> [TEXT BLOCK]:
--- BEGIN ---

18/02/2018

Newest Youth Climate Lawsuit Targets Washington State

Climate Liability News - Karen Savage

Despite Washington State's recent history of climate action, advocates say it isn't enough, leading to the latest youth lawsuit. Photo credit: David Ryder/Getty Images
Thirteen young people are suing the state of Washington for violating their constitutional rights by failing to reduce greenhouse gas emissions and protect them from the impacts of climate change.
The plaintiffs say the state is preventing them from enjoying the same rights, benefits and privileges of past generations and is violating the state’s public trust doctrine.
In the lawsuit, filed Friday in Kings County Superior Court, the plaintiffs allege that the state of Washington, Gov. Jay Inslee and several state agencies have known for a long time that younger generations are living in “dangerous climate conditions” but have acted with “shocking deliberate indifference and abdication of duty” by exacerbating the climate crisis and delaying meaningful action to reduce greenhouse gases.
Several of the plaintiffs in the suit were also plaintiffs in Foster v. Ecology, which asked the court in 2014 to force the Washington Department of Ecology to consider a petition to reduce carbon dioxide emissions. The court acknowledged the youth had the constitutional right to live in a healthful environment with the benefit of public trust resources and ruled that the state was not adequately reducing its greenhouse gas emissions.
The case resulted in the adoption of Washington’s Clean Air Rule in 2016, however plaintiffs say the rule took too long and did not go far enough. It  exempts the state’s only coal-fired generating station and other big polluters and the plaintiffs say it is not aggressive enough to protect future generations from the dire consequences of climate change.

--- END ---

> [INFORMATION PROVIDED]:
--- BEGIN ---

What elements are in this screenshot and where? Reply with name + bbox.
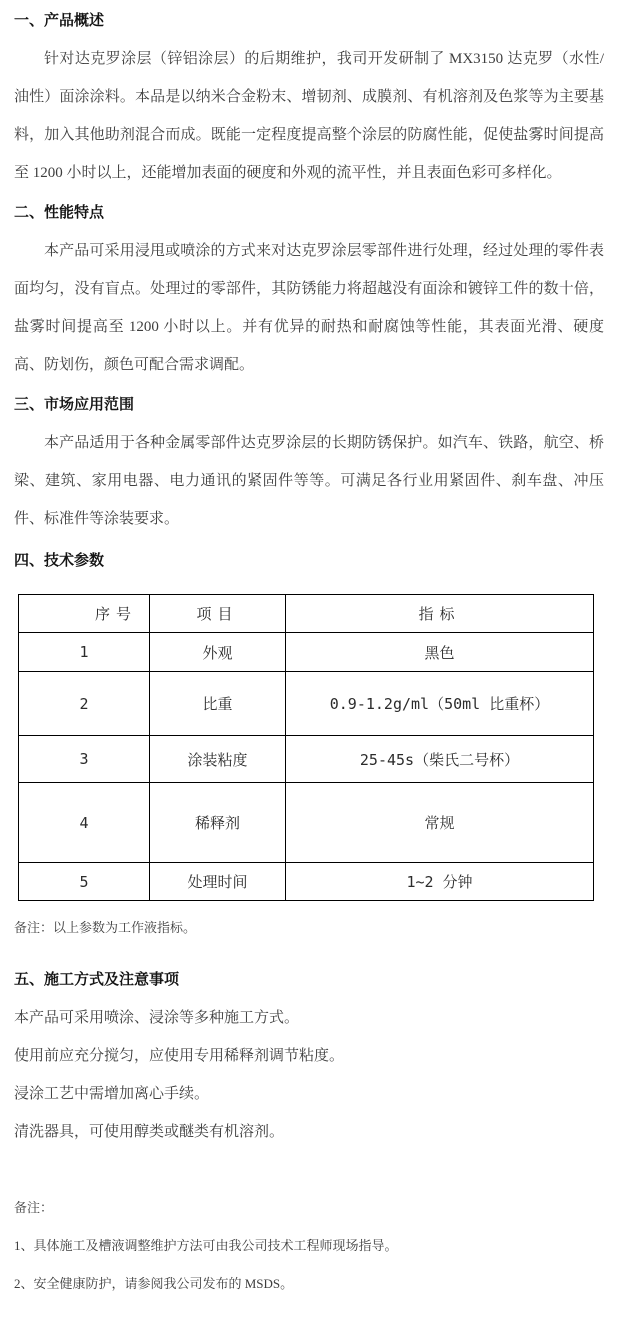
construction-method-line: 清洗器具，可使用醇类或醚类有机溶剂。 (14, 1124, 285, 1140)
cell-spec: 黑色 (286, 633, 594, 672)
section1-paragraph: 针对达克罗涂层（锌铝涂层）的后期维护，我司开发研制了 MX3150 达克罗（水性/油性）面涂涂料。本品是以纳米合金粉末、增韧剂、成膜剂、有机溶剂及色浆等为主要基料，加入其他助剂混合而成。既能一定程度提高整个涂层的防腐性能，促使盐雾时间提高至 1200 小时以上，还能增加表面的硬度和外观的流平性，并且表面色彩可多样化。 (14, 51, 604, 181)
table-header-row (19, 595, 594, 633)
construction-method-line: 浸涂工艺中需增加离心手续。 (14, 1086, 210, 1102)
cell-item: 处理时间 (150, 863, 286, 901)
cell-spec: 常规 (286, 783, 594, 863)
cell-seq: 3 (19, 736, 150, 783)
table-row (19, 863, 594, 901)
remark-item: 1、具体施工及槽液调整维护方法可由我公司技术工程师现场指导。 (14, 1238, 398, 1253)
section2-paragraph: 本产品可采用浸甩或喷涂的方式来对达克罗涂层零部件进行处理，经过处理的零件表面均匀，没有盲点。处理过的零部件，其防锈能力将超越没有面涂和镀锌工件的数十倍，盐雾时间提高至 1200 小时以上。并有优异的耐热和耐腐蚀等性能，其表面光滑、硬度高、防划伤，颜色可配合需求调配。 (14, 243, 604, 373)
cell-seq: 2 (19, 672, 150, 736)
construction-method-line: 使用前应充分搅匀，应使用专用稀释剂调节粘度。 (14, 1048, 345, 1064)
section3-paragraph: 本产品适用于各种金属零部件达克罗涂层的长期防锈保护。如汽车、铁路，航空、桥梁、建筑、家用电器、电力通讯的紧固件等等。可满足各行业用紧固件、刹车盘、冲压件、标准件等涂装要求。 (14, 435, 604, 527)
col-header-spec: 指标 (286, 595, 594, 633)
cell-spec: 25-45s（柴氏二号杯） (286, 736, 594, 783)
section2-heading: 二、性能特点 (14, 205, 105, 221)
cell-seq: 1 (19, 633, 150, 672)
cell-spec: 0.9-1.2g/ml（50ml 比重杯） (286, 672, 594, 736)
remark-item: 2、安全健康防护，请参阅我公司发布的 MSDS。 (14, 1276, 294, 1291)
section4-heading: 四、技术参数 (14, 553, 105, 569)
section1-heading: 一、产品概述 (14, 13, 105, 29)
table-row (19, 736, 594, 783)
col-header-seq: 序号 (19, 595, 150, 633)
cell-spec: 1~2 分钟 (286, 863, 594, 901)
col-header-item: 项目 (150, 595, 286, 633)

--- END ---

> [DIRECTIVE 1]:
Answer these questions using the climate lawsuit article:
(a) How many young people are suing the state of Washington?
(b) In which court was the lawsuit filed?
(c) In what year was Washington's Clean Air Rule adopted?
> [DIRECTIVE 2]: Please convert the part of the records that opens with the line containing "1124, 285, 1140)" and closes with the line containing "col-header-seq: 序号 (19, 595, 150, 633)" into a JSON list of strings, with one string for each line and blank lines left out.

> [FINAL RESULT 1]:
(a) Thirteen.
(b) Kings County Superior Court.
(c) 2016.

> [FINAL RESULT 2]:
[
  "construction-method-line: 清洗器具，可使用醇类或醚类有机溶剂。 (14, 1124, 285, 1140)",
  "cell-spec: 黑色 (286, 633, 594, 672)",
  "section1-paragraph: 针对达克罗涂层（锌铝涂层）的后期维护，我司开发研制了 MX3150 达克罗（水性/油性）面涂涂料。本品是以纳米合金粉末、增韧剂、成膜剂、有机溶剂及色浆等为主要基料，加入其他助剂混合而成。既能一定程度提高整个涂层的防腐性能，促使盐雾时间提高至 1200 小时以上，还能增加表面的硬度和外观的流平性，并且表面色彩可多样化。 (14, 51, 604, 181)",
  "table-header-row (19, 595, 594, 633)",
  "construction-method-line: 浸涂工艺中需增加离心手续。 (14, 1086, 210, 1102)",
  "cell-item: 处理时间 (150, 863, 286, 901)",
  "cell-spec: 常规 (286, 783, 594, 863)",
  "cell-seq: 3 (19, 736, 150, 783)",
  "table-row (19, 863, 594, 901)",
  "remark-item: 1、具体施工及槽液调整维护方法可由我公司技术工程师现场指导。 (14, 1238, 398, 1253)",
  "section2-paragraph: 本产品可采用浸甩或喷涂的方式来对达克罗涂层零部件进行处理，经过处理的零件表面均匀，没有盲点。处理过的零部件，其防锈能力将超越没有面涂和镀锌工件的数十倍，盐雾时间提高至 1200 小时以上。并有优异的耐热和耐腐蚀等性能，其表面光滑、硬度高、防划伤，颜色可配合需求调配。 (14, 243, 604, 373)",
  "cell-seq: 2 (19, 672, 150, 736)",
  "construction-method-line: 使用前应充分搅匀，应使用专用稀释剂调节粘度。 (14, 1048, 345, 1064)",
  "section3-paragraph: 本产品适用于各种金属零部件达克罗涂层的长期防锈保护。如汽车、铁路，航空、桥梁、建筑、家用电器、电力通讯的紧固件等等。可满足各行业用紧固件、刹车盘、冲压件、标准件等涂装要求。 (14, 435, 604, 527)",
  "col-header-spec: 指标 (286, 595, 594, 633)",
  "cell-spec: 25-45s（柴氏二号杯） (286, 736, 594, 783)",
  "section2-heading: 二、性能特点 (14, 205, 105, 221)",
  "cell-seq: 1 (19, 633, 150, 672)",
  "cell-spec: 0.9-1.2g/ml（50ml 比重杯） (286, 672, 594, 736)",
  "remark-item: 2、安全健康防护，请参阅我公司发布的 MSDS。 (14, 1276, 294, 1291)",
  "section4-heading: 四、技术参数 (14, 553, 105, 569)",
  "section1-heading: 一、产品概述 (14, 13, 105, 29)",
  "table-row (19, 736, 594, 783)",
  "col-header-seq: 序号 (19, 595, 150, 633)"
]